Word for word, transcribe the lines below and drop the pictures.

Data supplied:
====================

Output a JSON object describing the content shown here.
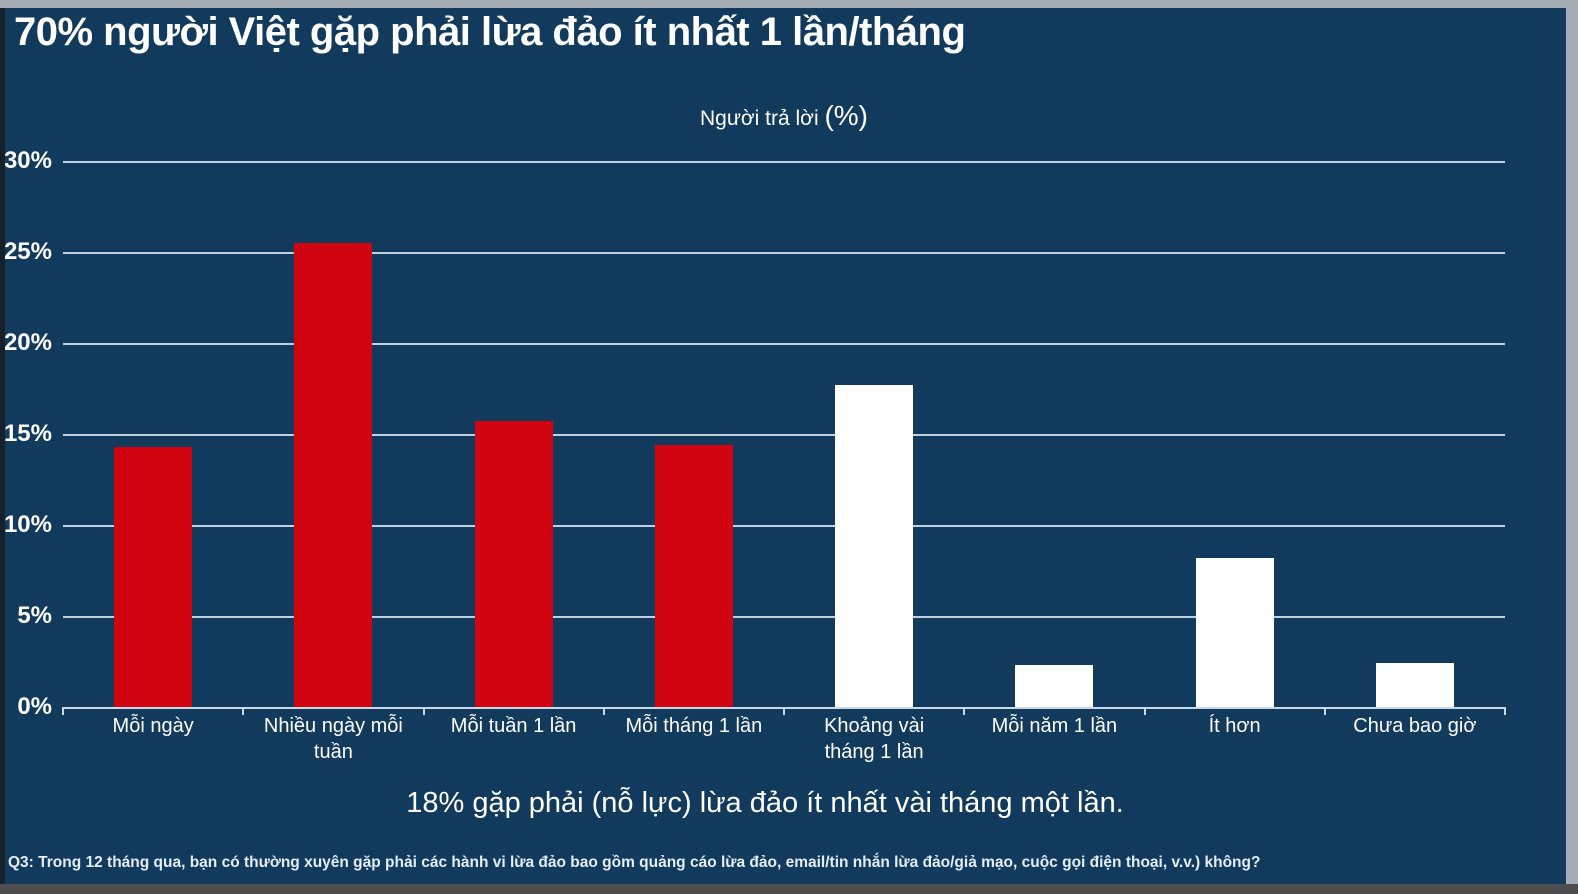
{
  "frame": {
    "background_color": "#113A5C",
    "top_strip_color": "#A6ADB4",
    "right_strip_color": "#A6ADB4",
    "bottom_strip_color": "#4E4E4E",
    "gridline_color": "#C9D9E5",
    "text_color": "#FFFFFF",
    "accent_red": "#D10411"
  },
  "chart_data": {
    "type": "bar",
    "title": "70% người Việt gặp phải lừa đảo ít nhất 1 lần/tháng",
    "axis_title": "Người trả lời ",
    "axis_title_suffix": "(%)",
    "categories": [
      "Mỗi ngày",
      "Nhiều ngày mỗi tuần",
      "Mỗi tuần 1 lần",
      "Mỗi tháng 1 lần",
      "Khoảng vài\ntháng 1 lần",
      "Mỗi năm 1 lần",
      "Ít hơn",
      "Chưa bao giờ"
    ],
    "values": [
      14.3,
      25.5,
      15.7,
      14.4,
      17.7,
      2.3,
      8.2,
      2.4
    ],
    "bar_colors": [
      "#D10411",
      "#D10411",
      "#D10411",
      "#D10411",
      "#FFFFFF",
      "#FFFFFF",
      "#FFFFFF",
      "#FFFFFF"
    ],
    "ylim": [
      0,
      30
    ],
    "ytick_step": 5,
    "ytick_labels": [
      "0%",
      "5%",
      "10%",
      "15%",
      "20%",
      "25%",
      "30%"
    ],
    "grid": true,
    "legend": null,
    "xlabel": "",
    "ylabel": "Người trả lời (%)",
    "annotation": "18% gặp phải (nỗ lực) lừa đảo ít nhất vài tháng một lần.",
    "footnote": "Q3: Trong 12 tháng qua, bạn có thường xuyên gặp phải các hành vi lừa đảo bao gồm quảng cáo lừa đảo, email/tin nhắn lừa đảo/giả mạo, cuộc gọi điện thoại, v.v.) không?"
  }
}
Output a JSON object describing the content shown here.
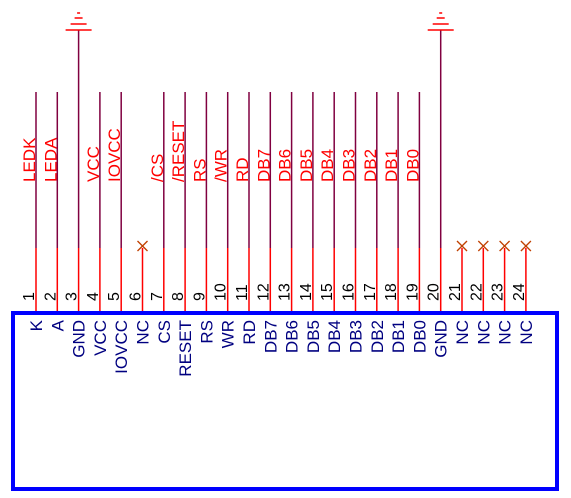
{
  "part": {
    "pins": [
      {
        "num": "1",
        "name": "K",
        "net": "LEDK"
      },
      {
        "num": "2",
        "name": "A",
        "net": "LEDA"
      },
      {
        "num": "3",
        "name": "GND",
        "net": ""
      },
      {
        "num": "4",
        "name": "VCC",
        "net": "VCC"
      },
      {
        "num": "5",
        "name": "IOVCC",
        "net": "IOVCC"
      },
      {
        "num": "6",
        "name": "NC",
        "net": ""
      },
      {
        "num": "7",
        "name": "CS",
        "net": "/CS"
      },
      {
        "num": "8",
        "name": "RESET",
        "net": "/RESET"
      },
      {
        "num": "9",
        "name": "RS",
        "net": "RS"
      },
      {
        "num": "10",
        "name": "WR",
        "net": "/WR"
      },
      {
        "num": "11",
        "name": "RD",
        "net": "RD"
      },
      {
        "num": "12",
        "name": "DB7",
        "net": "DB7"
      },
      {
        "num": "13",
        "name": "DB6",
        "net": "DB6"
      },
      {
        "num": "14",
        "name": "DB5",
        "net": "DB5"
      },
      {
        "num": "15",
        "name": "DB4",
        "net": "DB4"
      },
      {
        "num": "16",
        "name": "DB3",
        "net": "DB3"
      },
      {
        "num": "17",
        "name": "DB2",
        "net": "DB2"
      },
      {
        "num": "18",
        "name": "DB1",
        "net": "DB1"
      },
      {
        "num": "19",
        "name": "DB0",
        "net": "DB0"
      },
      {
        "num": "20",
        "name": "GND",
        "net": ""
      },
      {
        "num": "21",
        "name": "NC",
        "net": ""
      },
      {
        "num": "22",
        "name": "NC",
        "net": ""
      },
      {
        "num": "23",
        "name": "NC",
        "net": ""
      },
      {
        "num": "24",
        "name": "NC",
        "net": ""
      }
    ],
    "gnd_pins": [
      "3",
      "20"
    ],
    "nc_pins": [
      "6",
      "21",
      "22",
      "23",
      "24"
    ]
  },
  "colors": {
    "pin_line": "#ff0000",
    "net_wire": "#800040",
    "net_label": "#ff0000",
    "pin_text": "#000000",
    "pin_name": "#000080",
    "body_outline": "#0000ff",
    "nc_mark": "#c04000",
    "ground": "#ff0000"
  }
}
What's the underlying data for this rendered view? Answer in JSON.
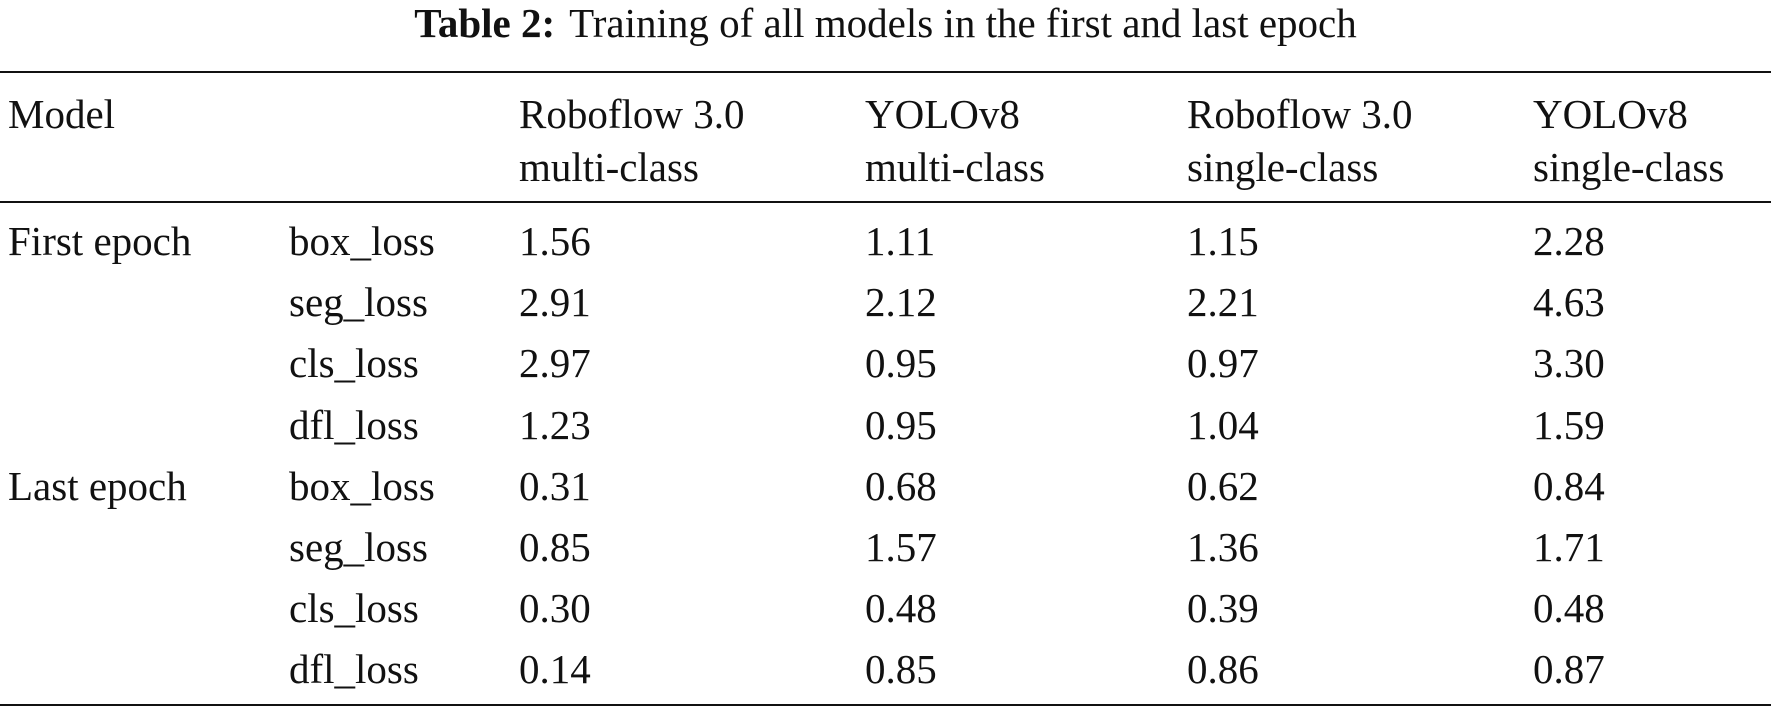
{
  "caption": {
    "label": "Table 2:",
    "text": "Training of all models in the first and last epoch"
  },
  "table": {
    "header": {
      "model": "Model",
      "columns": [
        {
          "line1": "Roboflow 3.0",
          "line2": "multi-class"
        },
        {
          "line1": "YOLOv8",
          "line2": "multi-class"
        },
        {
          "line1": "Roboflow 3.0",
          "line2": "single-class"
        },
        {
          "line1": "YOLOv8",
          "line2": "single-class"
        }
      ]
    },
    "rows": [
      {
        "group": "First epoch",
        "metric": "box_loss",
        "values": [
          "1.56",
          "1.11",
          "1.15",
          "2.28"
        ]
      },
      {
        "group": "",
        "metric": "seg_loss",
        "values": [
          "2.91",
          "2.12",
          "2.21",
          "4.63"
        ]
      },
      {
        "group": "",
        "metric": "cls_loss",
        "values": [
          "2.97",
          "0.95",
          "0.97",
          "3.30"
        ]
      },
      {
        "group": "",
        "metric": "dfl_loss",
        "values": [
          "1.23",
          "0.95",
          "1.04",
          "1.59"
        ]
      },
      {
        "group": "Last epoch",
        "metric": "box_loss",
        "values": [
          "0.31",
          "0.68",
          "0.62",
          "0.84"
        ]
      },
      {
        "group": "",
        "metric": "seg_loss",
        "values": [
          "0.85",
          "1.57",
          "1.36",
          "1.71"
        ]
      },
      {
        "group": "",
        "metric": "cls_loss",
        "values": [
          "0.30",
          "0.48",
          "0.39",
          "0.48"
        ]
      },
      {
        "group": "",
        "metric": "dfl_loss",
        "values": [
          "0.14",
          "0.85",
          "0.86",
          "0.87"
        ]
      }
    ]
  }
}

====================

Finished answer:
Output a JSON object describing the content shown here.
{
  "frame": {
    "background_color": "#113A5C",
    "top_strip_color": "#A6ADB4",
    "right_strip_color": "#A6ADB4",
    "bottom_strip_color": "#4E4E4E",
    "gridline_color": "#C9D9E5",
    "text_color": "#FFFFFF",
    "accent_red": "#D10411"
  },
  "chart_data": {
    "type": "bar",
    "title": "70% người Việt gặp phải lừa đảo ít nhất 1 lần/tháng",
    "axis_title": "Người trả lời ",
    "axis_title_suffix": "(%)",
    "categories": [
      "Mỗi ngày",
      "Nhiều ngày mỗi tuần",
      "Mỗi tuần 1 lần",
      "Mỗi tháng 1 lần",
      "Khoảng vài\ntháng 1 lần",
      "Mỗi năm 1 lần",
      "Ít hơn",
      "Chưa bao giờ"
    ],
    "values": [
      14.3,
      25.5,
      15.7,
      14.4,
      17.7,
      2.3,
      8.2,
      2.4
    ],
    "bar_colors": [
      "#D10411",
      "#D10411",
      "#D10411",
      "#D10411",
      "#FFFFFF",
      "#FFFFFF",
      "#FFFFFF",
      "#FFFFFF"
    ],
    "ylim": [
      0,
      30
    ],
    "ytick_step": 5,
    "ytick_labels": [
      "0%",
      "5%",
      "10%",
      "15%",
      "20%",
      "25%",
      "30%"
    ],
    "grid": true,
    "legend": null,
    "xlabel": "",
    "ylabel": "Người trả lời (%)",
    "annotation": "18% gặp phải (nỗ lực) lừa đảo ít nhất vài tháng một lần.",
    "footnote": "Q3: Trong 12 tháng qua, bạn có thường xuyên gặp phải các hành vi lừa đảo bao gồm quảng cáo lừa đảo, email/tin nhắn lừa đảo/giả mạo, cuộc gọi điện thoại, v.v.) không?"
  }
}
Output a JSON object describing the content shown here.
{
  "part": {
    "pins": [
      {
        "num": "1",
        "name": "K",
        "net": "LEDK"
      },
      {
        "num": "2",
        "name": "A",
        "net": "LEDA"
      },
      {
        "num": "3",
        "name": "GND",
        "net": ""
      },
      {
        "num": "4",
        "name": "VCC",
        "net": "VCC"
      },
      {
        "num": "5",
        "name": "IOVCC",
        "net": "IOVCC"
      },
      {
        "num": "6",
        "name": "NC",
        "net": ""
      },
      {
        "num": "7",
        "name": "CS",
        "net": "/CS"
      },
      {
        "num": "8",
        "name": "RESET",
        "net": "/RESET"
      },
      {
        "num": "9",
        "name": "RS",
        "net": "RS"
      },
      {
        "num": "10",
        "name": "WR",
        "net": "/WR"
      },
      {
        "num": "11",
        "name": "RD",
        "net": "RD"
      },
      {
        "num": "12",
        "name": "DB7",
        "net": "DB7"
      },
      {
        "num": "13",
        "name": "DB6",
        "net": "DB6"
      },
      {
        "num": "14",
        "name": "DB5",
        "net": "DB5"
      },
      {
        "num": "15",
        "name": "DB4",
        "net": "DB4"
      },
      {
        "num": "16",
        "name": "DB3",
        "net": "DB3"
      },
      {
        "num": "17",
        "name": "DB2",
        "net": "DB2"
      },
      {
        "num": "18",
        "name": "DB1",
        "net": "DB1"
      },
      {
        "num": "19",
        "name": "DB0",
        "net": "DB0"
      },
      {
        "num": "20",
        "name": "GND",
        "net": ""
      },
      {
        "num": "21",
        "name": "NC",
        "net": ""
      },
      {
        "num": "22",
        "name": "NC",
        "net": ""
      },
      {
        "num": "23",
        "name": "NC",
        "net": ""
      },
      {
        "num": "24",
        "name": "NC",
        "net": ""
      }
    ],
    "gnd_pins": [
      "3",
      "20"
    ],
    "nc_pins": [
      "6",
      "21",
      "22",
      "23",
      "24"
    ]
  },
  "colors": {
    "pin_line": "#ff0000",
    "net_wire": "#800040",
    "net_label": "#ff0000",
    "pin_text": "#000000",
    "pin_name": "#000080",
    "body_outline": "#0000ff",
    "nc_mark": "#c04000",
    "ground": "#ff0000"
  }
}
What's the underlying data for this rendered view? Answer in JSON.
{
  "caption": {
    "label": "Table 2:",
    "text": "Training of all models in the first and last epoch"
  },
  "table": {
    "header": {
      "model": "Model",
      "columns": [
        {
          "line1": "Roboflow 3.0",
          "line2": "multi-class"
        },
        {
          "line1": "YOLOv8",
          "line2": "multi-class"
        },
        {
          "line1": "Roboflow 3.0",
          "line2": "single-class"
        },
        {
          "line1": "YOLOv8",
          "line2": "single-class"
        }
      ]
    },
    "rows": [
      {
        "group": "First epoch",
        "metric": "box_loss",
        "values": [
          "1.56",
          "1.11",
          "1.15",
          "2.28"
        ]
      },
      {
        "group": "",
        "metric": "seg_loss",
        "values": [
          "2.91",
          "2.12",
          "2.21",
          "4.63"
        ]
      },
      {
        "group": "",
        "metric": "cls_loss",
        "values": [
          "2.97",
          "0.95",
          "0.97",
          "3.30"
        ]
      },
      {
        "group": "",
        "metric": "dfl_loss",
        "values": [
          "1.23",
          "0.95",
          "1.04",
          "1.59"
        ]
      },
      {
        "group": "Last epoch",
        "metric": "box_loss",
        "values": [
          "0.31",
          "0.68",
          "0.62",
          "0.84"
        ]
      },
      {
        "group": "",
        "metric": "seg_loss",
        "values": [
          "0.85",
          "1.57",
          "1.36",
          "1.71"
        ]
      },
      {
        "group": "",
        "metric": "cls_loss",
        "values": [
          "0.30",
          "0.48",
          "0.39",
          "0.48"
        ]
      },
      {
        "group": "",
        "metric": "dfl_loss",
        "values": [
          "0.14",
          "0.85",
          "0.86",
          "0.87"
        ]
      }
    ]
  }
}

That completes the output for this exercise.